**Work required**
Gather all lines in the entries below that include the word "Displaying".

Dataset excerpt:
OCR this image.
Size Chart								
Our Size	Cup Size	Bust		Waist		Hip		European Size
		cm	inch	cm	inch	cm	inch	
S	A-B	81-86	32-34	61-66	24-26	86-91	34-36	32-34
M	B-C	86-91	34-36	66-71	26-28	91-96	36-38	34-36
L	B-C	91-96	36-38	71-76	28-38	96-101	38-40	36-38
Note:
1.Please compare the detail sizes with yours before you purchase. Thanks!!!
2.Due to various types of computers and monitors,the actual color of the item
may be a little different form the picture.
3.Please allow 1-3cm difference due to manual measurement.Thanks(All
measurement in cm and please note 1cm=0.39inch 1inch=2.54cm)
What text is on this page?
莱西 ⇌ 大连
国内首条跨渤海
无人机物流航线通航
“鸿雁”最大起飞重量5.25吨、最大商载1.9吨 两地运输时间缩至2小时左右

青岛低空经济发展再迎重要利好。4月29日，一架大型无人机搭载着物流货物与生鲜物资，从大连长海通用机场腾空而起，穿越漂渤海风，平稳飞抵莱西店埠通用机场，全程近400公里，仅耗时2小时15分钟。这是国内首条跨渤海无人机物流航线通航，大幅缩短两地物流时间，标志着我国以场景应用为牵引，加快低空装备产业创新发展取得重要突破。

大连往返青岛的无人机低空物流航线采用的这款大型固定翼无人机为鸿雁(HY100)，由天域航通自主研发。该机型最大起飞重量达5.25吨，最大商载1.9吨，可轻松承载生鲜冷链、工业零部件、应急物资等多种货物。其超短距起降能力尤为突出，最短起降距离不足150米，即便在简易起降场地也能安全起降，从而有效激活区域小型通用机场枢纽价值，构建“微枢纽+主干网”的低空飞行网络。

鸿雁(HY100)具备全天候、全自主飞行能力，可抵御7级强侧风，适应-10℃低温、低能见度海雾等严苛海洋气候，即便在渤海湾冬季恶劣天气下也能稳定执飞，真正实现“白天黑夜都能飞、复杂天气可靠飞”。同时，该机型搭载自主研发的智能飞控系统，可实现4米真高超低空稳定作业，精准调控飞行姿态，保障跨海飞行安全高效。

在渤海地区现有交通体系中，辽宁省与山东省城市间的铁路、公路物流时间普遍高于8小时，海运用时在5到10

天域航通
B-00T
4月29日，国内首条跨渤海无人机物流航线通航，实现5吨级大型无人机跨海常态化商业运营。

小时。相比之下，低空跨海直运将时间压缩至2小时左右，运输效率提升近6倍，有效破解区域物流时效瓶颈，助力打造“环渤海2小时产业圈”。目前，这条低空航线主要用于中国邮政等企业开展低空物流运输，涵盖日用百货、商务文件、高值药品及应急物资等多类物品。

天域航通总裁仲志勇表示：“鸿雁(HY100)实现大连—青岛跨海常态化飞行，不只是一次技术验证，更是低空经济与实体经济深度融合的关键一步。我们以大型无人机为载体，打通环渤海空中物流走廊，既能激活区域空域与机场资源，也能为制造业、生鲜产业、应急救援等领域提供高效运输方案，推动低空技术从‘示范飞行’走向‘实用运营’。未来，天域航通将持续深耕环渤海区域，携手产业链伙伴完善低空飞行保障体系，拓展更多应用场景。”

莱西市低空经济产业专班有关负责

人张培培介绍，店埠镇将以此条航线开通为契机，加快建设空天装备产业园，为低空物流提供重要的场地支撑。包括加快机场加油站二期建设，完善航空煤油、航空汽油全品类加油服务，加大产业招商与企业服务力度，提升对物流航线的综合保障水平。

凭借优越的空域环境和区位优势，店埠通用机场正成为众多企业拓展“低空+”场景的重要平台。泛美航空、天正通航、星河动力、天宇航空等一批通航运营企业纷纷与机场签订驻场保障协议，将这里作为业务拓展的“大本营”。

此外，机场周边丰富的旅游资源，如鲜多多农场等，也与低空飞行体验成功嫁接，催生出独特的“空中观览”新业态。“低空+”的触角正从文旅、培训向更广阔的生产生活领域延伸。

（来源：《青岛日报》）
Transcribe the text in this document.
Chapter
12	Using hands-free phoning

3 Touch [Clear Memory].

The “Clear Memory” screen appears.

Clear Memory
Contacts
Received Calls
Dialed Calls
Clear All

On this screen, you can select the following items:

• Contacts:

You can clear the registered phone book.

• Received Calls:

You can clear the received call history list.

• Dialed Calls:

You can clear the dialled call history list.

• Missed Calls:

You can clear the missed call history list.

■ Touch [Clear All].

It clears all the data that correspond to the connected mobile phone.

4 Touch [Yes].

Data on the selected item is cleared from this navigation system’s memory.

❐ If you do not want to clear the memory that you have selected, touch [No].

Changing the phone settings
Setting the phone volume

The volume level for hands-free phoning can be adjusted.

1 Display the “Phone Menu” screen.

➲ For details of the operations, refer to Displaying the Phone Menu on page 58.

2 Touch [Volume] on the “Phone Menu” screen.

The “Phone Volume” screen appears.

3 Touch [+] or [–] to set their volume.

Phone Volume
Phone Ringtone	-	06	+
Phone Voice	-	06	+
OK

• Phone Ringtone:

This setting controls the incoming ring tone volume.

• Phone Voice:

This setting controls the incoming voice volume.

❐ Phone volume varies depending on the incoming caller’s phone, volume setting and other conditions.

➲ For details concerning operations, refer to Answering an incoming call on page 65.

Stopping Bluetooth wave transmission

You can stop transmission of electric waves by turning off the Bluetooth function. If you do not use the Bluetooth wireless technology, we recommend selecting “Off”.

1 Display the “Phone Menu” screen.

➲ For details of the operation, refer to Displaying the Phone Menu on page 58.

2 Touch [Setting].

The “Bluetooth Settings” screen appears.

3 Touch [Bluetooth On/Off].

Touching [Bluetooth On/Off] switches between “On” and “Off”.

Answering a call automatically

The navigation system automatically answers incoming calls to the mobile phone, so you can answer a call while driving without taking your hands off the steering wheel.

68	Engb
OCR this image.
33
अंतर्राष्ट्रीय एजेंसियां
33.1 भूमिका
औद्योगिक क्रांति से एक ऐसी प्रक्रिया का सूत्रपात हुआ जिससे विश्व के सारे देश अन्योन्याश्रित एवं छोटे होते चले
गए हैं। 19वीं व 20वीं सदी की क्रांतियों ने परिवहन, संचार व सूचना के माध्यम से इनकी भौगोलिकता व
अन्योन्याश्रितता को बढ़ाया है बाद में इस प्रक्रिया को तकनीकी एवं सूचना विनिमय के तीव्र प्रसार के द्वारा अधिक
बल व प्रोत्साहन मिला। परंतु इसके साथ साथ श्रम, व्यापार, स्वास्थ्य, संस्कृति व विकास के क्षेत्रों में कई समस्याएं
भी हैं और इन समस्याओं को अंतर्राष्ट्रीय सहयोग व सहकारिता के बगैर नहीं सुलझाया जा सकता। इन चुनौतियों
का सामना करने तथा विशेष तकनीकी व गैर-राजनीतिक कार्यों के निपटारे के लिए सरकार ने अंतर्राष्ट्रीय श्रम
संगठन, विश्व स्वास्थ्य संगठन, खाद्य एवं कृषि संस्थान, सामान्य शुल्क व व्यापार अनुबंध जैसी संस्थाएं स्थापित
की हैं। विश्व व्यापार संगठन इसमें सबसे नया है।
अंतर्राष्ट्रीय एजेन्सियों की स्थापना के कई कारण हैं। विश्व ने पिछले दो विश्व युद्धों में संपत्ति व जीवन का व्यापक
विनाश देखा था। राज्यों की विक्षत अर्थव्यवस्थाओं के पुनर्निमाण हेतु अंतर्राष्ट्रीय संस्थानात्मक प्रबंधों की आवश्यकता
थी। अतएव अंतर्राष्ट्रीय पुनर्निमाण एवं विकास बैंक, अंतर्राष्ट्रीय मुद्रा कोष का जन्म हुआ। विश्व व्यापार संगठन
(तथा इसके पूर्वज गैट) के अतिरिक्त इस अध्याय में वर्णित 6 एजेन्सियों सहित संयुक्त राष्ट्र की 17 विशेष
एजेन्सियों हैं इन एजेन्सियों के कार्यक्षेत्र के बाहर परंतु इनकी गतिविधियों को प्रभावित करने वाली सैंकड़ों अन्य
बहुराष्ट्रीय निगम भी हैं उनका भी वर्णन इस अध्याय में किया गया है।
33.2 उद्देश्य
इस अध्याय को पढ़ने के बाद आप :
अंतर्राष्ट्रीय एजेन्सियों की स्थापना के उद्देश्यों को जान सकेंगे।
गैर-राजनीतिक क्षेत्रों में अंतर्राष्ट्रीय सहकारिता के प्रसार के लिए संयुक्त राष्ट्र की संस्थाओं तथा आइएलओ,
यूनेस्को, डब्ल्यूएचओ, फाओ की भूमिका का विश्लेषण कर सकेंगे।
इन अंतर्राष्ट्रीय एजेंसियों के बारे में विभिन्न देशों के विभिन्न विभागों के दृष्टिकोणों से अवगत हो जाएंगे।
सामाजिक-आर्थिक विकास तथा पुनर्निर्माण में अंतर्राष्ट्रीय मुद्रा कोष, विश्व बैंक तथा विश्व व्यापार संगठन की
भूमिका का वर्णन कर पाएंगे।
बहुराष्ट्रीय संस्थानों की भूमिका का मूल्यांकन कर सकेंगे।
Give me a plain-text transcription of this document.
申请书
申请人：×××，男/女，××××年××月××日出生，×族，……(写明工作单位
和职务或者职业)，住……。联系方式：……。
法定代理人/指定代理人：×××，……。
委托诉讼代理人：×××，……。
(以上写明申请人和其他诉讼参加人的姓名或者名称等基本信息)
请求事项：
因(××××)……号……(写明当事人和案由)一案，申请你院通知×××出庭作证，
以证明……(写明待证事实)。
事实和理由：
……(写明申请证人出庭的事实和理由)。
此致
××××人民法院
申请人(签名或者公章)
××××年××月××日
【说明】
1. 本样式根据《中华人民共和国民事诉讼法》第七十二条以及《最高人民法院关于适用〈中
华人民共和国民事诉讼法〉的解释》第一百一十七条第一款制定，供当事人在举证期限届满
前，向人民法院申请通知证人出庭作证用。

**Complete answer**
➲ For details of the operations, refer to Displaying the Phone Menu on page 58.
➲ For details of the operation, refer to Displaying the Phone Menu on page 58.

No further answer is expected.